## Written instruction
In the land tax article, what does Phil Twyford say a land tax could end up pushing up, and why?

Debate over a land tax rages on, but some say more details are necessary to establish the pros and cons of the suggestion.

Wednesday, April 27th 2016, 5:00PM

by Miriam Bell

Prime Minister John Key’s suggestion that a land tax for non-resident property buyers could be introduced has provoked support and condemnation in equal measure.

Key has said that such a land tax is not on the cards at this stage, but it could be an option if soon-to-be-released evidence shows non-resident buyers are pushing up house prices.

Nonetheless, his political opponents have been quick to slam the idea.

Labour’s housing spokesperson Phil Twyford said a land tax could end up pushing up rents as overseas-based landlords pass on the additional costs to tenants.

ACT leader David Seymour said that fiddling with tax rules didn’t address the housing shortage and the Resource Management Act should be changed to stop the artificial choking of land supply.

Other responses to the land tax suggestion have been more positive.

University of Auckland politics lecturers Nicholas Ross Smith and Zbigniew Dumienski have written that a land tax is, arguably, the simplest, easiest to administer and most effective solution to housing unaffordability.

## Data
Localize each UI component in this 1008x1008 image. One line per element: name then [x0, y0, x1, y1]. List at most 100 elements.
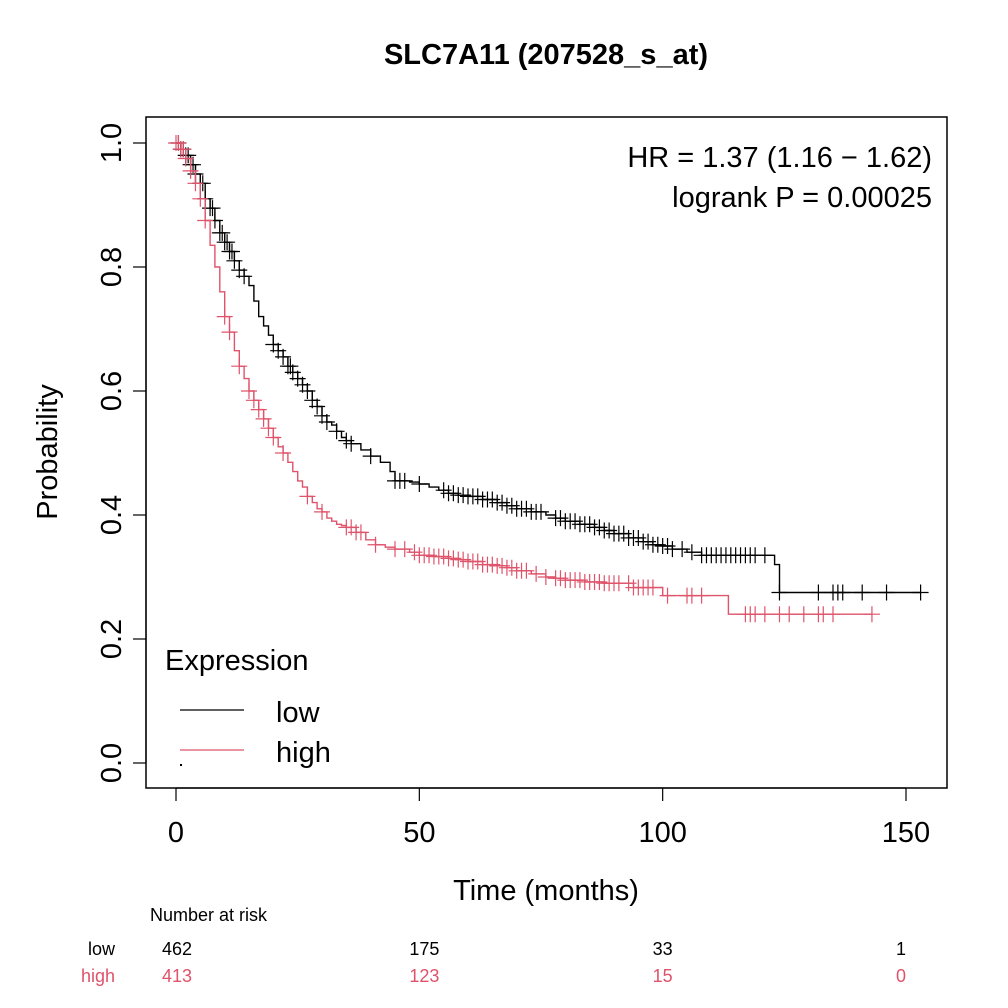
- censor-mark-high: [552, 570, 569, 587]
- censor-mark-low: [615, 525, 632, 542]
- x-tick-label: 0: [168, 817, 184, 849]
- censor-mark-high: [644, 579, 661, 596]
- risk-row-label-high: high: [81, 966, 115, 986]
- curve-low: [170, 135, 929, 601]
- censor-mark-high: [241, 383, 257, 399]
- censor-mark-high: [275, 445, 292, 461]
- y-tick-label: 1.0: [96, 123, 128, 163]
- censor-mark-low: [445, 485, 462, 502]
- censor-mark-high: [484, 556, 501, 573]
- risk-table: Number at risk low 462 175 33 1 high 413 123 15 0: [81, 905, 906, 986]
- survival-curves: [168, 135, 929, 623]
- risk-value-low: 462: [162, 939, 192, 959]
- censor-mark-low: [226, 252, 243, 269]
- censor-mark-high: [781, 606, 798, 623]
- y-tick-label: 0.4: [96, 495, 128, 535]
- censor-mark-low: [185, 156, 202, 173]
- y-tick-label: 0.8: [96, 247, 128, 287]
- censor-mark-low: [854, 584, 871, 601]
- logrank-p-annotation: logrank P = 0.00025: [672, 182, 932, 214]
- x-tick-label: 100: [638, 817, 686, 849]
- legend-title: Expression: [165, 645, 308, 677]
- censor-mark-low: [810, 584, 827, 601]
- censor-mark-low: [912, 584, 929, 601]
- censor-mark-high: [245, 392, 262, 409]
- censor-mark-low: [484, 491, 501, 508]
- censor-mark-high: [216, 308, 233, 325]
- risk-row-label-low: low: [88, 939, 116, 959]
- censor-mark-low: [567, 513, 584, 530]
- censor-mark-high: [537, 569, 554, 585]
- censor-mark-low: [659, 538, 676, 554]
- censor-mark-high: [659, 587, 676, 604]
- censor-mark-low: [204, 200, 221, 217]
- censor-mark-low: [299, 383, 316, 399]
- censor-mark-high: [197, 212, 214, 229]
- risk-value-high: 15: [653, 966, 673, 986]
- curve-high: [168, 135, 880, 623]
- legend: Expression low high: [165, 645, 331, 769]
- censor-mark-high: [182, 162, 199, 179]
- censor-mark-low: [435, 482, 452, 499]
- censor-mark-high: [503, 559, 520, 576]
- risk-value-high: 123: [409, 966, 439, 986]
- censor-mark-low: [362, 448, 379, 465]
- censor-mark-low: [309, 398, 326, 415]
- censor-mark-high: [221, 324, 238, 341]
- risk-value-high: 0: [896, 966, 906, 986]
- censor-mark-low: [214, 224, 231, 241]
- censor-mark-high: [863, 606, 880, 623]
- x-tick-label: 150: [882, 817, 930, 849]
- censor-mark-low: [674, 541, 691, 558]
- censor-mark-low: [396, 472, 413, 489]
- y-tick-label: 0.0: [96, 743, 128, 783]
- censor-mark-high: [175, 141, 192, 158]
- censor-mark-high: [367, 536, 384, 553]
- censor-mark-low: [878, 584, 895, 601]
- risk-value-low: 1: [896, 939, 906, 959]
- y-axis: 0.0 0.2 0.4 0.6 0.8 1.0: [96, 123, 147, 783]
- censor-mark-high: [187, 175, 204, 192]
- censor-mark-low: [236, 268, 253, 285]
- censor-mark-high: [231, 358, 248, 375]
- legend-dot: [180, 764, 182, 766]
- x-tick-label: 50: [403, 817, 435, 849]
- censor-mark-high: [591, 573, 608, 590]
- y-tick-label: 0.2: [96, 619, 128, 659]
- plot-frame: [145, 116, 948, 789]
- censor-mark-high: [260, 420, 277, 437]
- censor-mark-low: [338, 432, 355, 449]
- censor-mark-high: [518, 562, 535, 579]
- censor-mark-high: [469, 553, 486, 570]
- y-tick-label: 0.6: [96, 371, 128, 411]
- risk-value-low: 33: [653, 939, 673, 959]
- censor-mark-low: [640, 533, 657, 550]
- censor-mark-low: [518, 500, 535, 517]
- censor-mark-low: [756, 547, 773, 564]
- censor-mark-high: [693, 587, 710, 604]
- chart-title: SLC7A11 (207528_s_at): [384, 39, 708, 71]
- x-axis-label: Time (months): [453, 875, 639, 907]
- censor-mark-low: [601, 522, 618, 539]
- censor-mark-low: [683, 544, 700, 561]
- censor-mark-high: [396, 541, 413, 558]
- censor-mark-high: [421, 547, 438, 564]
- censor-mark-low: [630, 529, 647, 546]
- risk-value-low: 175: [409, 939, 439, 959]
- censor-mark-low: [503, 497, 520, 514]
- censor-mark-high: [571, 572, 588, 589]
- censor-mark-low: [411, 476, 428, 492]
- censor-mark-low: [834, 584, 851, 601]
- censor-mark-high: [455, 551, 472, 568]
- censor-mark-low: [469, 488, 486, 505]
- censor-mark-high: [756, 606, 773, 623]
- censor-mark-high: [445, 550, 462, 567]
- y-axis-label: Probability: [32, 384, 64, 520]
- censor-mark-low: [649, 536, 666, 553]
- censor-mark-high: [255, 410, 272, 427]
- censor-mark-low: [581, 516, 598, 533]
- censor-mark-low: [494, 494, 511, 511]
- censor-mark-low: [552, 510, 569, 527]
- censor-mark-high: [265, 429, 282, 446]
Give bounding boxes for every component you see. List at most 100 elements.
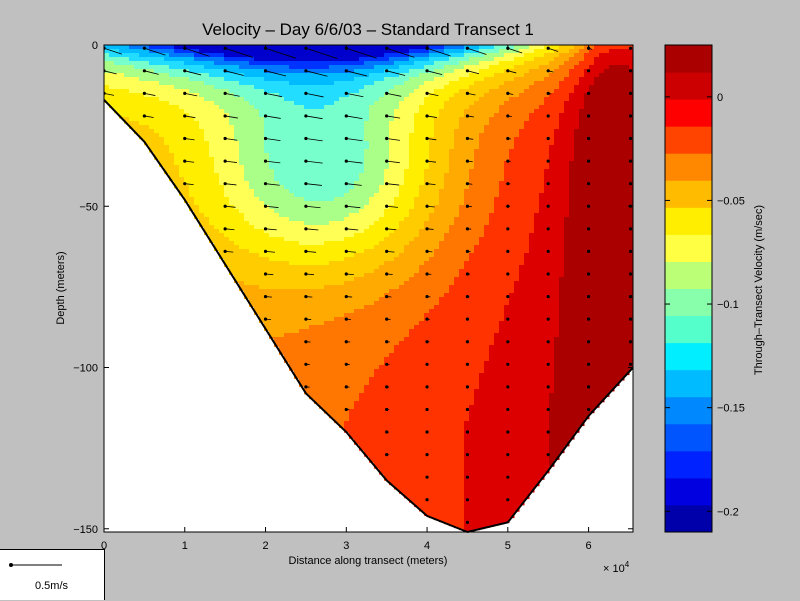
contour-cell [324,141,330,146]
contour-cell [319,181,325,186]
contour-cell [204,145,210,150]
contour-cell [304,201,310,206]
contour-cell [264,169,270,174]
contour-cell [434,297,440,302]
contour-cell [179,185,185,190]
contour-cell [444,329,450,334]
contour-cell [279,161,285,166]
contour-cell [314,329,320,334]
contour-cell [194,65,200,70]
contour-cell [204,93,210,98]
contour-cell [234,261,240,266]
contour-cell [399,225,405,230]
contour-cell [404,481,410,486]
contour-cell [384,389,390,394]
contour-cell [134,49,140,54]
contour-cell [254,205,260,210]
contour-cell [164,93,170,98]
contour-cell [414,441,420,446]
contour-cell [409,81,415,86]
contour-cell [419,221,425,226]
contour-cell [384,109,390,114]
contour-cell [424,197,430,202]
contour-cell [444,473,450,478]
contour-cell [434,77,440,82]
contour-cell [319,305,325,310]
contour-cell [269,217,275,222]
contour-cell [294,149,300,154]
contour-cell [379,413,385,418]
contour-cell [184,77,190,82]
contour-cell [379,393,385,398]
contour-cell [439,421,445,426]
contour-cell [409,293,415,298]
contour-cell [389,289,395,294]
contour-cell [384,325,390,330]
contour-cell [209,133,215,138]
contour-cell [274,45,280,50]
contour-cell [304,189,310,194]
contour-cell [229,265,235,270]
contour-cell [119,53,125,58]
contour-cell [409,261,415,266]
contour-cell [434,269,440,274]
contour-cell [389,389,395,394]
contour-cell [194,125,200,130]
contour-cell [304,289,310,294]
contour-cell [389,49,395,54]
contour-cell [289,65,295,70]
contour-cell [319,205,325,210]
contour-cell [269,233,275,238]
contour-cell [369,53,375,58]
contour-cell [434,129,440,134]
contour-cell [179,177,185,182]
contour-cell [194,97,200,102]
contour-cell [364,265,370,270]
contour-cell [334,61,340,66]
contour-cell [209,213,215,218]
contour-cell [444,381,450,386]
contour-cell [354,357,360,362]
contour-cell [384,401,390,406]
contour-cell [434,221,440,226]
contour-cell [374,197,380,202]
contour-cell [424,349,430,354]
contour-cell [399,133,405,138]
contour-cell [434,257,440,262]
contour-cell [229,253,235,258]
contour-cell [304,357,310,362]
contour-cell [419,217,425,222]
contour-cell [419,201,425,206]
contour-cell [349,381,355,386]
contour-cell [209,129,215,134]
contour-cell [334,333,340,338]
contour-cell [429,373,435,378]
contour-cell [364,253,370,258]
contour-cell [394,125,400,130]
contour-cell [304,217,310,222]
contour-cell [419,241,425,246]
contour-cell [359,297,365,302]
contour-cell [434,145,440,150]
contour-cell [279,265,285,270]
contour-cell [304,49,310,54]
contour-cell [289,289,295,294]
contour-cell [159,129,165,134]
contour-cell [409,393,415,398]
contour-cell [404,385,410,390]
contour-cell [259,237,265,242]
contour-cell [404,125,410,130]
contour-cell [184,45,190,50]
contour-cell [359,173,365,178]
contour-cell [384,369,390,374]
contour-cell [334,93,340,98]
contour-cell [389,177,395,182]
contour-cell [324,177,330,182]
contour-cell [234,81,240,86]
contour-cell [434,89,440,94]
contour-cell [224,245,230,250]
contour-cell [299,77,305,82]
contour-cell [329,385,335,390]
contour-cell [264,293,270,298]
contour-cell [339,321,345,326]
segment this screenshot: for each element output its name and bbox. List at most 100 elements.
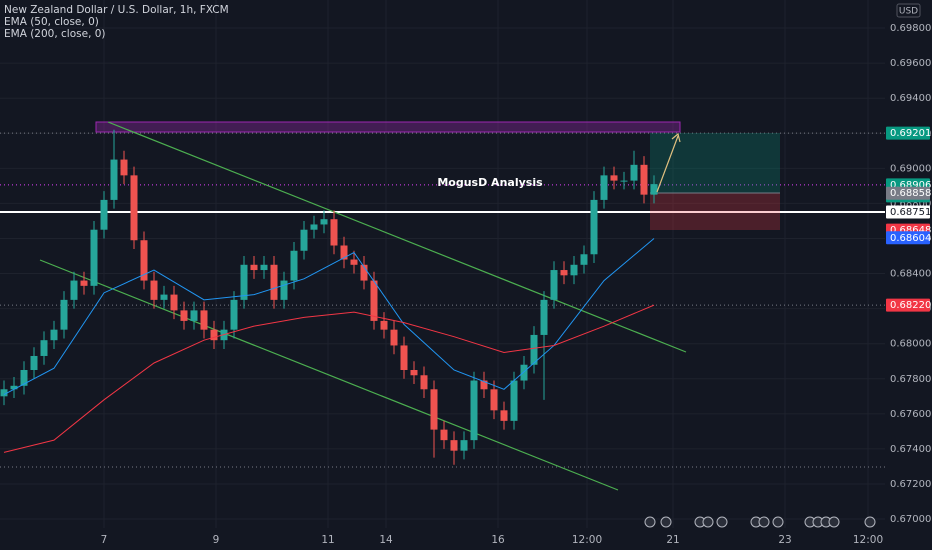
- candle-body: [450, 440, 458, 451]
- candle-body: [460, 440, 468, 451]
- candle-body: [130, 175, 138, 241]
- y-tick-label: 0.67200: [890, 479, 931, 490]
- candle-body: [170, 294, 178, 311]
- candle-body: [570, 264, 578, 276]
- event-icon[interactable]: [828, 516, 840, 528]
- candle-body: [440, 429, 448, 441]
- candle-body: [380, 320, 388, 330]
- event-icon[interactable]: [660, 516, 672, 528]
- y-tick-label: 0.67000: [890, 514, 931, 525]
- candle-body: [190, 310, 198, 321]
- x-tick-label: 12:00: [572, 534, 602, 546]
- currency-box[interactable]: [896, 3, 921, 18]
- y-tick-label: 0.68400: [890, 269, 931, 280]
- candle-body: [590, 199, 598, 255]
- price-axis: 0.698000.696000.694000.692000.690000.688…: [101, 23, 932, 546]
- price-label: 0.68858: [890, 188, 931, 199]
- y-tick-label: 0.68000: [890, 339, 931, 350]
- x-tick-label: 12:00: [853, 534, 883, 546]
- price-label: 0.68906: [890, 180, 931, 191]
- ema-line: [3, 304, 655, 453]
- candle-body: [530, 334, 538, 365]
- candle-body: [390, 329, 398, 346]
- y-tick-label: 0.67600: [890, 409, 931, 420]
- candle-body: [320, 219, 328, 225]
- candle-body: [230, 299, 238, 330]
- candle-body: [20, 370, 28, 386]
- candle-body: [470, 380, 478, 441]
- candle-body: [640, 164, 648, 195]
- price-label: 0.68751: [890, 207, 931, 218]
- price-label: 0.68220: [890, 300, 931, 311]
- candle-body: [40, 340, 48, 356]
- price-label-box: [886, 186, 930, 200]
- candle-body: [370, 280, 378, 321]
- candle-body: [620, 180, 628, 182]
- y-tick-label: 0.69000: [890, 163, 931, 174]
- ema-line: [3, 238, 655, 395]
- y-tick-label: 0.67800: [890, 374, 931, 385]
- candle-body: [480, 380, 488, 390]
- candle-body: [350, 259, 358, 265]
- event-icons: [644, 516, 876, 528]
- event-icon[interactable]: [758, 516, 770, 528]
- candle-body: [490, 389, 498, 411]
- x-tick-label: 11: [321, 534, 334, 546]
- candle-body: [630, 164, 638, 181]
- candle-body: [260, 264, 268, 271]
- candle-body: [520, 364, 528, 381]
- price-label: 0.68604: [890, 233, 931, 244]
- event-icon[interactable]: [864, 516, 876, 528]
- target-zone: [650, 133, 780, 193]
- x-tick-label: 21: [666, 534, 679, 546]
- supply-zone: [95, 121, 681, 133]
- candle-body: [210, 329, 218, 341]
- candle-body: [280, 280, 288, 300]
- legend-entry: EMA (200, close, 0): [4, 28, 106, 40]
- candle-body: [560, 270, 568, 276]
- candle-body: [650, 184, 658, 195]
- candle-body: [90, 229, 98, 286]
- candle-body: [500, 410, 508, 421]
- event-icon[interactable]: [644, 516, 656, 528]
- candle-body: [290, 250, 298, 281]
- candle-body: [140, 240, 148, 281]
- candle-body: [70, 280, 78, 300]
- event-icon[interactable]: [772, 516, 784, 528]
- candle-body: [540, 299, 548, 335]
- currency[interactable]: USD: [899, 7, 918, 17]
- candle-body: [610, 175, 618, 181]
- y-tick-label: 0.67400: [890, 444, 931, 455]
- candle-body: [0, 389, 8, 397]
- candle-body: [340, 245, 348, 260]
- candle-body: [360, 264, 368, 281]
- candle-body: [580, 254, 588, 265]
- x-tick-label: 7: [101, 534, 108, 546]
- candle-body: [250, 264, 258, 271]
- candle-body: [200, 310, 208, 330]
- candle-body: [100, 199, 108, 230]
- annotation: MogusD Analysis: [437, 176, 543, 189]
- candle-body: [270, 264, 278, 300]
- x-tick-label: 9: [213, 534, 220, 546]
- plot: [0, 129, 658, 465]
- candle-body: [420, 375, 428, 390]
- candle-body: [120, 159, 128, 176]
- candle-body: [550, 270, 558, 300]
- candle-body: [400, 345, 408, 371]
- price-label-box: [886, 298, 930, 312]
- candle-body: [310, 224, 318, 230]
- candle-body: [410, 370, 418, 376]
- trend-line: [39, 259, 619, 491]
- candle-body: [50, 329, 58, 341]
- candle-body: [330, 219, 338, 246]
- event-icon[interactable]: [716, 516, 728, 528]
- candle-body: [60, 299, 68, 330]
- y-tick-label: 0.69600: [890, 58, 931, 69]
- price-label-box: [886, 126, 930, 140]
- candle-body: [30, 355, 38, 371]
- x-tick-label: 16: [491, 534, 505, 546]
- candle-body: [160, 294, 168, 300]
- event-icon[interactable]: [702, 516, 714, 528]
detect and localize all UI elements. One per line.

## The output
Rents, because overseas-based landlords would pass the additional costs on to tenants.